[Dataset rows]
= = = = = = =

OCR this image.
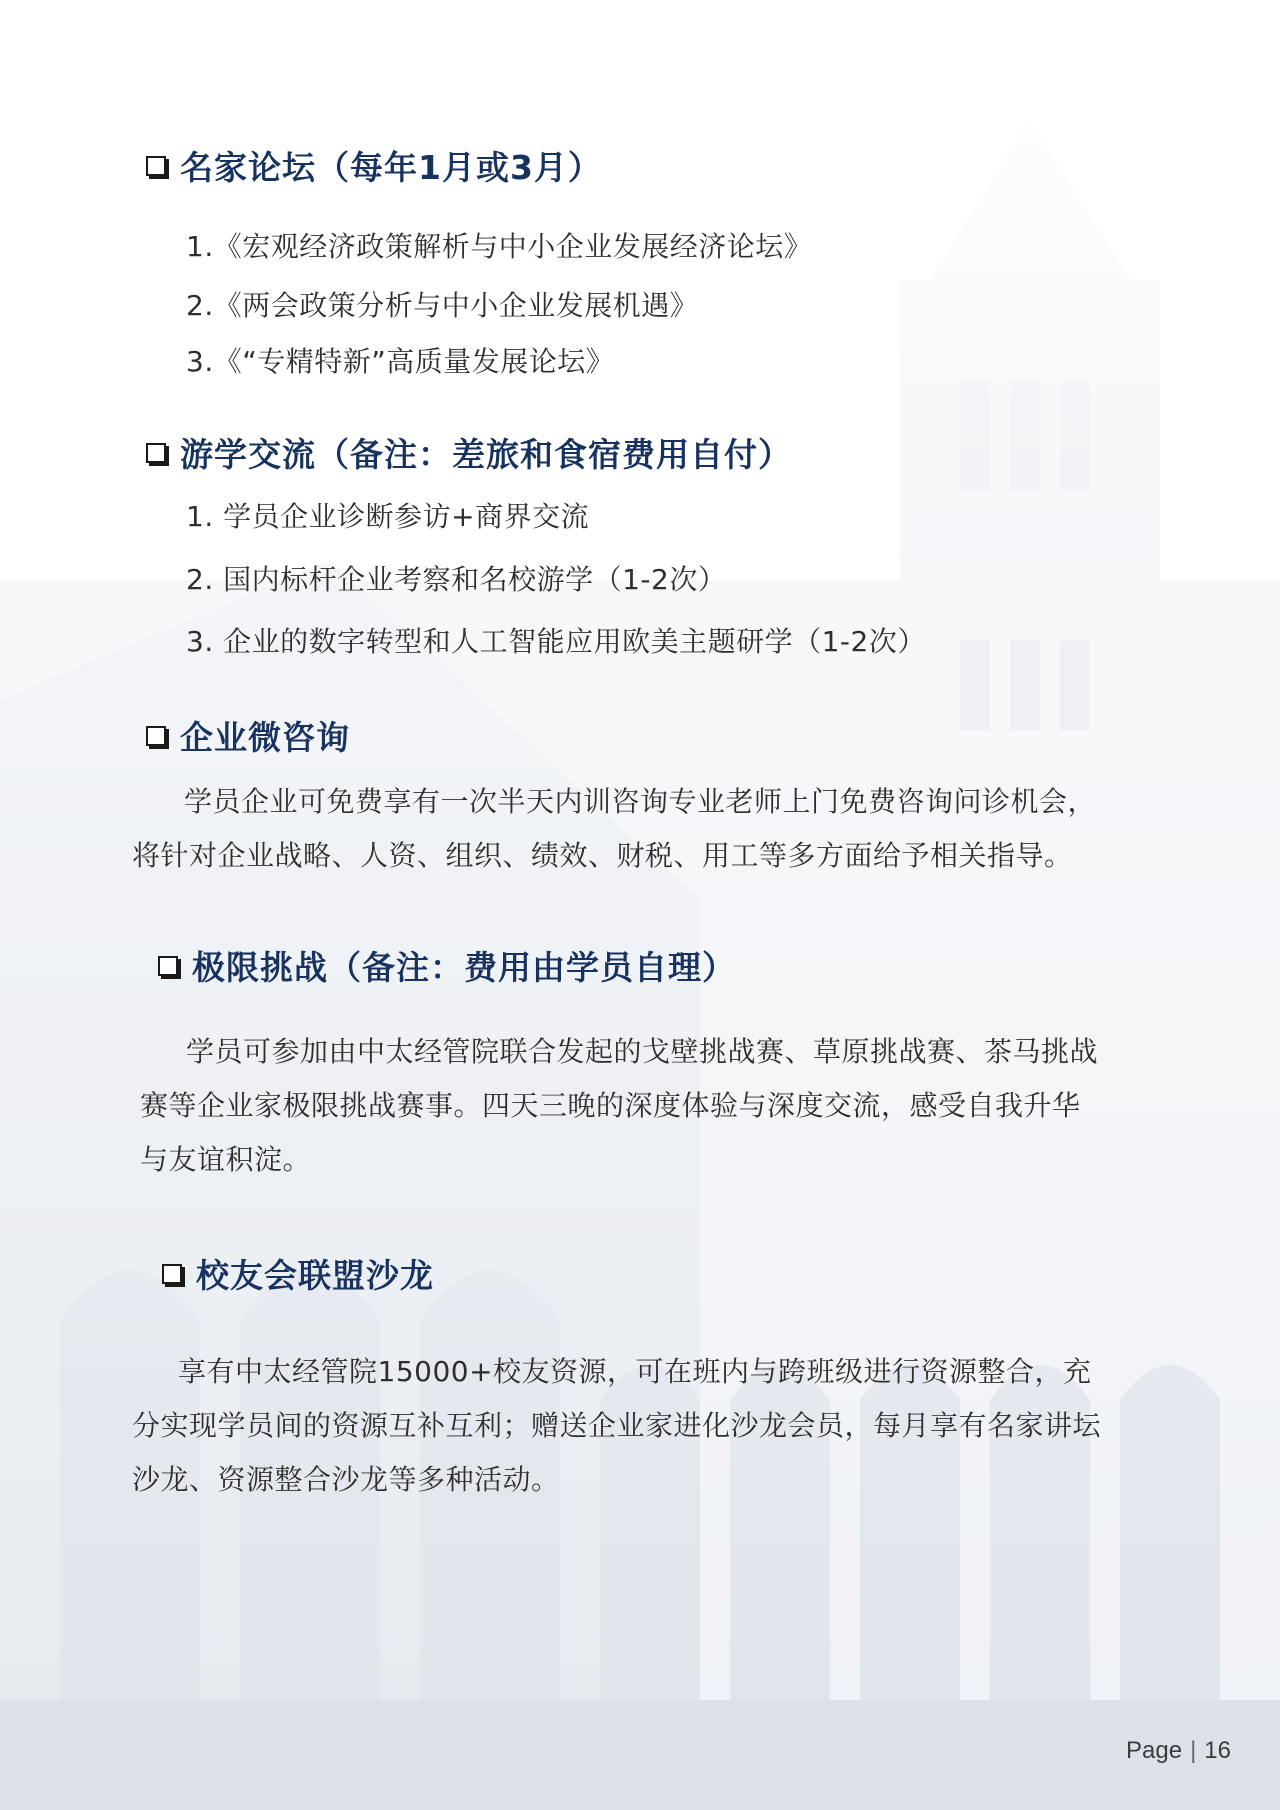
名家论坛（每年1月或3月）
1.《宏观经济政策解析与中小企业发展经济论坛》
2.《两会政策分析与中小企业发展机遇》
3.《“专精特新”高质量发展论坛》
游学交流（备注：差旅和食宿费用自付）
1. 学员企业诊断参访+商界交流
2. 国内标杆企业考察和名校游学（1-2次）
3. 企业的数字转型和人工智能应用欧美主题研学（1-2次）
企业微咨询
学员企业可免费享有一次半天内训咨询专业老师上门免费咨询问诊机会，
将针对企业战略、人资、组织、绩效、财税、用工等多方面给予相关指导。
极限挑战（备注：费用由学员自理）
学员可参加由中太经管院联合发起的戈壁挑战赛、草原挑战赛、茶马挑战
赛等企业家极限挑战赛事。四天三晚的深度体验与深度交流，感受自我升华
与友谊积淀。
校友会联盟沙龙
享有中太经管院15000+校友资源，可在班内与跨班级进行资源整合，充
分实现学员间的资源互补互利；赠送企业家进化沙龙会员，每月享有名家讲坛
沙龙、资源整合沙龙等多种活动。
Page | 16
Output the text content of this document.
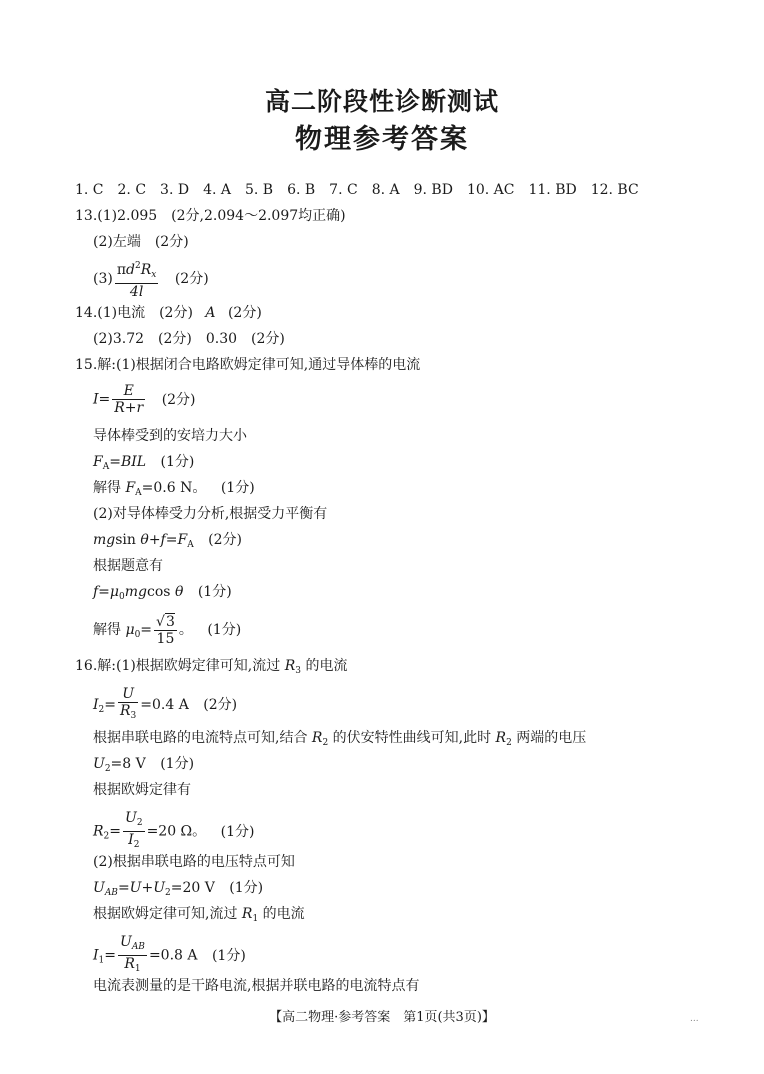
高二阶段性诊断测试
物理参考答案
1. C　2. C　3. D　4. A　5. B　6. B　7. C　8. A　9. BD　10. AC　11. BD　12. BC
13.(1)2.095　(2分,2.094～2.097均正确)
(2)左端　(2分)
$(3) \frac{\pi d^2R_x}{4l} (2$分)
14.(1)电流　(2分) A (2分)
(2)3.72　(2分)　0.30　(2分)
15.解:(1)根据闭合电路欧姆定律可知,通过导体棒的电流
$I= \frac{E}{R+r} (2$分)
导体棒受到的安培力大小
$F_A=BIL$ (1分)
解得 $F_A=0.6$ N。 (1分)
(2)对导体棒受力分析,根据受力平衡有
mgsin $\theta+f=F_A$ (2分)
根据题意有
$f=\mu_0mgcos$ θ (1分)
解得 $\mu_0= \frac{√3}{15}$ 。 (1分)
16.解:(1)根据欧姆定律可知,流过 $R_3$ 的电流
$I_2= \frac{U}{R_3} =0.4$ A (2分)
根据串联电路的电流特点可知,结合 $R_2$ 的伏安特性曲线可知,此时 $R_2$ 两端的电压
$U_2=8$ V (1分)
根据欧姆定律有
$R_2= \frac{U_2}{I_2} =20$ Ω。 (1分)
(2)根据串联电路的电压特点可知
$U_{AB}=U+U_2=20$ V (1分)
根据欧姆定律可知,流过 $R_1$ 的电流
$I_1= \frac{U_{AB}}{R_1} =0.8$ A (1分)
电流表测量的是干路电流,根据并联电路的电流特点有
【高二物理·参考答案　第1页(共3页)】	...
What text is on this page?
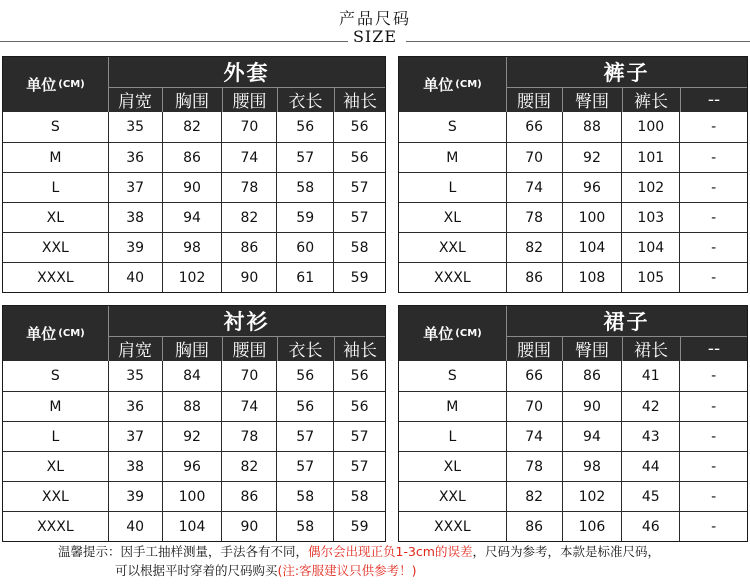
产品尺码
SIZE
单位 (CM)	外套
肩宽	胸围	腰围	衣长	袖长
S	35	82	70	56	56
M	36	86	74	57	56
L	37	90	78	58	57
XL	38	94	82	59	57
XXL	39	98	86	60	58
XXXL	40	102	90	61	59
单位 (CM)	裤子
腰围	臀围	裤长	--
S	66	88	100	-
M	70	92	101	-
L	74	96	102	-
XL	78	100	103	-
XXL	82	104	104	-
XXXL	86	108	105	-
单位 (CM)	衬衫
肩宽	胸围	腰围	衣长	袖长
S	35	84	70	56	56
M	36	88	74	56	56
L	37	92	78	57	57
XL	38	96	82	57	57
XXL	39	100	86	58	58
XXXL	40	104	90	58	59
单位 (CM)	裙子
腰围	臀围	裙长	--
S	66	86	41	-
M	70	90	42	-
L	74	94	43	-
XL	78	98	44	-
XXL	82	102	45	-
XXXL	86	106	46	-
温馨提示：因手工抽样测量，手法各有不同，偶尔会出现正负1-3cm的误差，尺码为参考，本款是标准尺码，
可以根据平时穿着的尺码购买(注:客服建议只供参考！)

= = = = = = =

Work required =>
Find every line above that contains the word "根据欧姆定律可知", and return each one.

Exercise answer =>
16.解:(1)根据欧姆定律可知,流过 $R_3$ 的电流
根据欧姆定律可知,流过 $R_1$ 的电流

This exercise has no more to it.